(Saved entries)
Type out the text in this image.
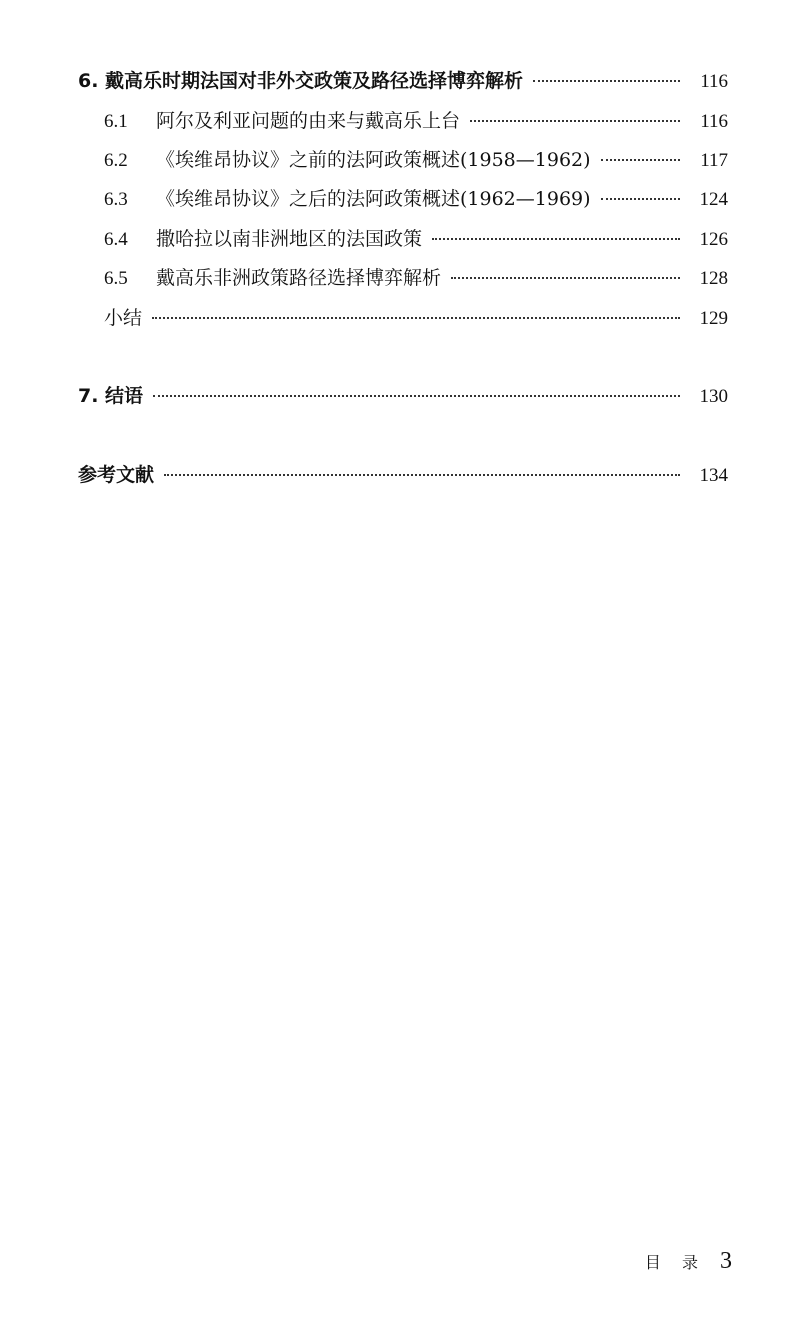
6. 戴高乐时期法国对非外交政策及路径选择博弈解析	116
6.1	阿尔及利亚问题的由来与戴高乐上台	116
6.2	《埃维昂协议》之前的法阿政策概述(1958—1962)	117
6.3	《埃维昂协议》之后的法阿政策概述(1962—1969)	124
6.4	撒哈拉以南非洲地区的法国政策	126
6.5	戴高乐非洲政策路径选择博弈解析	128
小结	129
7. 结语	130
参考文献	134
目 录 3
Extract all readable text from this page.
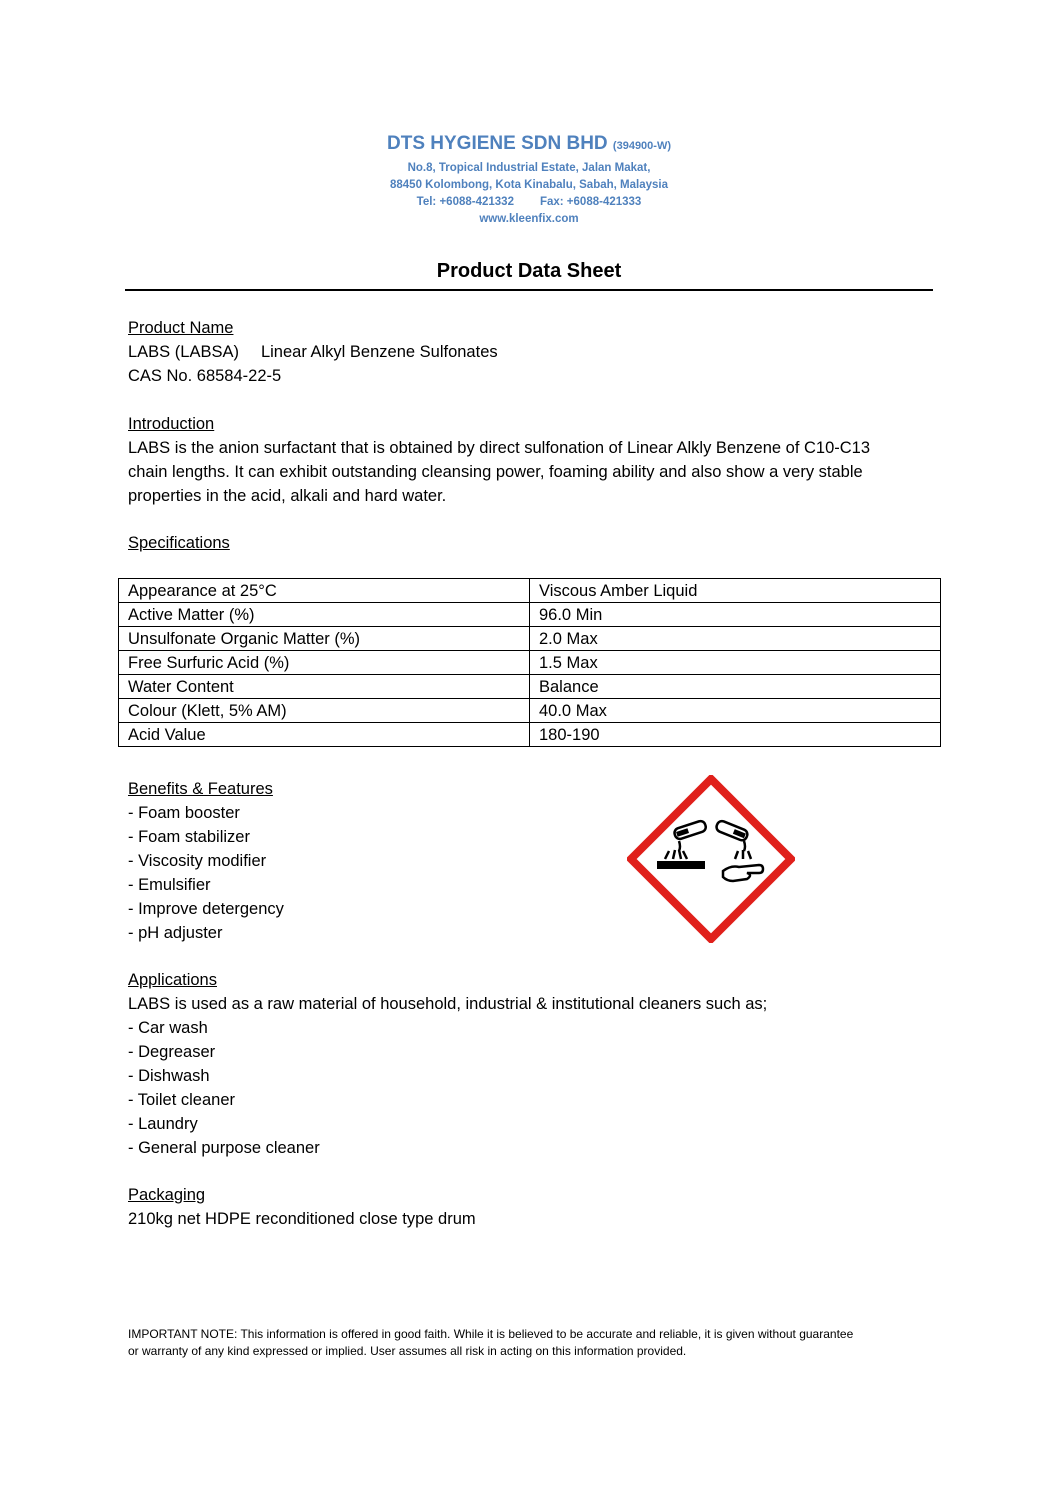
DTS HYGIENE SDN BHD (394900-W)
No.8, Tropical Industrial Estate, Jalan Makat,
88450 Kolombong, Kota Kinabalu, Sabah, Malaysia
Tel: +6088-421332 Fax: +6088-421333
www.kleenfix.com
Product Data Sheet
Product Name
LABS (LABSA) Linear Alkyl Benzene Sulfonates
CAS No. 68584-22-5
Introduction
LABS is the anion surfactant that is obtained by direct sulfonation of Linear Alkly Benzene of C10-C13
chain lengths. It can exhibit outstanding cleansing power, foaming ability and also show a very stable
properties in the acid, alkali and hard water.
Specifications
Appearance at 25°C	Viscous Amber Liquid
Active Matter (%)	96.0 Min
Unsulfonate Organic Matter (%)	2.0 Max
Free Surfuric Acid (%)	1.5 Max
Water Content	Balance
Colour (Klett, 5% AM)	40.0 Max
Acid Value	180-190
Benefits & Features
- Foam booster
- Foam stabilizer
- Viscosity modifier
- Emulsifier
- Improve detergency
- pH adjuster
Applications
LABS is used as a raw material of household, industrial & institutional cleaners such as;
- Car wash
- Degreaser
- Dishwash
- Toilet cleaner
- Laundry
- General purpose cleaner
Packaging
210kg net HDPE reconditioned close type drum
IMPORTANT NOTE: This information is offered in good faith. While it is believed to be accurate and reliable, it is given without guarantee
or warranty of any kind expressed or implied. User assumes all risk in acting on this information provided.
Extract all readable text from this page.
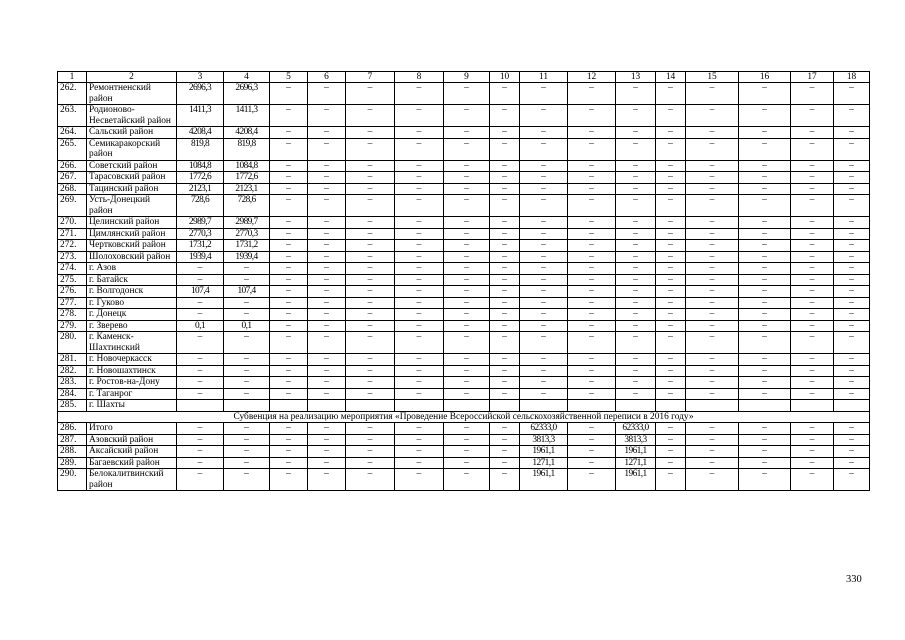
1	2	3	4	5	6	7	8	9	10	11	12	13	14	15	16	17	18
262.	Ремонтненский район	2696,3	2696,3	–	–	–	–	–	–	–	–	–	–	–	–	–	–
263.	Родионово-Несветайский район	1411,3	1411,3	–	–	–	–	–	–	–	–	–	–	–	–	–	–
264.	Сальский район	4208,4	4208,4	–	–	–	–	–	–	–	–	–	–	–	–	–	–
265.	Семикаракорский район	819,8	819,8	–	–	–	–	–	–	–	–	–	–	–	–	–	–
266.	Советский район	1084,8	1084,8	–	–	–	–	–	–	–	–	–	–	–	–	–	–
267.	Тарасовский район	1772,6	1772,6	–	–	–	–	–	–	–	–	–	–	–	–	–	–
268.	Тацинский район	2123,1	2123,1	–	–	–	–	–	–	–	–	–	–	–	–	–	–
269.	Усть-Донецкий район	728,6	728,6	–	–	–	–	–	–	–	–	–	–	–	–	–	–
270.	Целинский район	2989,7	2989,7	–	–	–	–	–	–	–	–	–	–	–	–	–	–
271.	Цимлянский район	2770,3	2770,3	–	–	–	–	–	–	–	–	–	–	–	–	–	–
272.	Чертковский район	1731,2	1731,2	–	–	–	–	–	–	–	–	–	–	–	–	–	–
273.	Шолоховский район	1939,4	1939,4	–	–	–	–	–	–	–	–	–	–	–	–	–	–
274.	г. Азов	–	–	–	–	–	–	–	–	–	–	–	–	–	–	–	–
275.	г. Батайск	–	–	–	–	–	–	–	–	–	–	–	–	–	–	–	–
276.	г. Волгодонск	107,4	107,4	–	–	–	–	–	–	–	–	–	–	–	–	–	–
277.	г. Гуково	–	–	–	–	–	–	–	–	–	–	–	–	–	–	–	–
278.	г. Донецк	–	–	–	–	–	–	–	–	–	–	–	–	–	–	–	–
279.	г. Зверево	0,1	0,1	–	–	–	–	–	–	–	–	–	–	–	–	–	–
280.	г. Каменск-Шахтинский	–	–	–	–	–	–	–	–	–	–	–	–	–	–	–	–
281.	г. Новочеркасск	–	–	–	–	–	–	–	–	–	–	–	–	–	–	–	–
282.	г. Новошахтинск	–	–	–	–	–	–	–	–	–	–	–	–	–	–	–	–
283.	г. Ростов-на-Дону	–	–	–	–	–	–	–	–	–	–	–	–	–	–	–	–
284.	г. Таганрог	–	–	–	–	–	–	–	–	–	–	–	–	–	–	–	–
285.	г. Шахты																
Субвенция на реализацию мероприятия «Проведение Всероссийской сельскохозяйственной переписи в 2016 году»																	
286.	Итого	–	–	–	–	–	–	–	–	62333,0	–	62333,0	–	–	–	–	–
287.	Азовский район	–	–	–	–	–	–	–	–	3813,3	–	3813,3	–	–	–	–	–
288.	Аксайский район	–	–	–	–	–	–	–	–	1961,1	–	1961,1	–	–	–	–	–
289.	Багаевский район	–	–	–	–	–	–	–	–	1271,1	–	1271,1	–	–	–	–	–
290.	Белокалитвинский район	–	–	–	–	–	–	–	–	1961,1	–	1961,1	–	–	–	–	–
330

→ **Instructions to follow**
Omitting all images, print the listing exactly.

→ **Solution**
Type out the text in this image.
6. 戴高乐时期法国对非外交政策及路径选择博弈解析	116
6.1	阿尔及利亚问题的由来与戴高乐上台	116
6.2	《埃维昂协议》之前的法阿政策概述(1958—1962)	117
6.3	《埃维昂协议》之后的法阿政策概述(1962—1969)	124
6.4	撒哈拉以南非洲地区的法国政策	126
6.5	戴高乐非洲政策路径选择博弈解析	128
小结	129
7. 结语	130
参考文献	134
目 录 3
Extract all readable text from this page.
DTS HYGIENE SDN BHD (394900-W)
No.8, Tropical Industrial Estate, Jalan Makat,
88450 Kolombong, Kota Kinabalu, Sabah, Malaysia
Tel: +6088-421332 Fax: +6088-421333
www.kleenfix.com
Product Data Sheet
Product Name
LABS (LABSA) Linear Alkyl Benzene Sulfonates
CAS No. 68584-22-5
Introduction
LABS is the anion surfactant that is obtained by direct sulfonation of Linear Alkly Benzene of C10-C13
chain lengths. It can exhibit outstanding cleansing power, foaming ability and also show a very stable
properties in the acid, alkali and hard water.
Specifications
Appearance at 25°C	Viscous Amber Liquid
Active Matter (%)	96.0 Min
Unsulfonate Organic Matter (%)	2.0 Max
Free Surfuric Acid (%)	1.5 Max
Water Content	Balance
Colour (Klett, 5% AM)	40.0 Max
Acid Value	180-190
Benefits & Features
- Foam booster
- Foam stabilizer
- Viscosity modifier
- Emulsifier
- Improve detergency
- pH adjuster
Applications
LABS is used as a raw material of household, industrial & institutional cleaners such as;
- Car wash
- Degreaser
- Dishwash
- Toilet cleaner
- Laundry
- General purpose cleaner
Packaging
210kg net HDPE reconditioned close type drum
IMPORTANT NOTE: This information is offered in good faith. While it is believed to be accurate and reliable, it is given without guarantee
or warranty of any kind expressed or implied. User assumes all risk in acting on this information provided.
Extract all readable text from this page.
1	2	3	4	5	6	7	8	9	10	11	12	13	14	15	16	17	18
262.	Ремонтненский район	2696,3	2696,3	–	–	–	–	–	–	–	–	–	–	–	–	–	–
263.	Родионово-Несветайский район	1411,3	1411,3	–	–	–	–	–	–	–	–	–	–	–	–	–	–
264.	Сальский район	4208,4	4208,4	–	–	–	–	–	–	–	–	–	–	–	–	–	–
265.	Семикаракорский район	819,8	819,8	–	–	–	–	–	–	–	–	–	–	–	–	–	–
266.	Советский район	1084,8	1084,8	–	–	–	–	–	–	–	–	–	–	–	–	–	–
267.	Тарасовский район	1772,6	1772,6	–	–	–	–	–	–	–	–	–	–	–	–	–	–
268.	Тацинский район	2123,1	2123,1	–	–	–	–	–	–	–	–	–	–	–	–	–	–
269.	Усть-Донецкий район	728,6	728,6	–	–	–	–	–	–	–	–	–	–	–	–	–	–
270.	Целинский район	2989,7	2989,7	–	–	–	–	–	–	–	–	–	–	–	–	–	–
271.	Цимлянский район	2770,3	2770,3	–	–	–	–	–	–	–	–	–	–	–	–	–	–
272.	Чертковский район	1731,2	1731,2	–	–	–	–	–	–	–	–	–	–	–	–	–	–
273.	Шолоховский район	1939,4	1939,4	–	–	–	–	–	–	–	–	–	–	–	–	–	–
274.	г. Азов	–	–	–	–	–	–	–	–	–	–	–	–	–	–	–	–
275.	г. Батайск	–	–	–	–	–	–	–	–	–	–	–	–	–	–	–	–
276.	г. Волгодонск	107,4	107,4	–	–	–	–	–	–	–	–	–	–	–	–	–	–
277.	г. Гуково	–	–	–	–	–	–	–	–	–	–	–	–	–	–	–	–
278.	г. Донецк	–	–	–	–	–	–	–	–	–	–	–	–	–	–	–	–
279.	г. Зверево	0,1	0,1	–	–	–	–	–	–	–	–	–	–	–	–	–	–
280.	г. Каменск-Шахтинский	–	–	–	–	–	–	–	–	–	–	–	–	–	–	–	–
281.	г. Новочеркасск	–	–	–	–	–	–	–	–	–	–	–	–	–	–	–	–
282.	г. Новошахтинск	–	–	–	–	–	–	–	–	–	–	–	–	–	–	–	–
283.	г. Ростов-на-Дону	–	–	–	–	–	–	–	–	–	–	–	–	–	–	–	–
284.	г. Таганрог	–	–	–	–	–	–	–	–	–	–	–	–	–	–	–	–
285.	г. Шахты																
Субвенция на реализацию мероприятия «Проведение Всероссийской сельскохозяйственной переписи в 2016 году»																	
286.	Итого	–	–	–	–	–	–	–	–	62333,0	–	62333,0	–	–	–	–	–
287.	Азовский район	–	–	–	–	–	–	–	–	3813,3	–	3813,3	–	–	–	–	–
288.	Аксайский район	–	–	–	–	–	–	–	–	1961,1	–	1961,1	–	–	–	–	–
289.	Багаевский район	–	–	–	–	–	–	–	–	1271,1	–	1271,1	–	–	–	–	–
290.	Белокалитвинский район	–	–	–	–	–	–	–	–	1961,1	–	1961,1	–	–	–	–	–
330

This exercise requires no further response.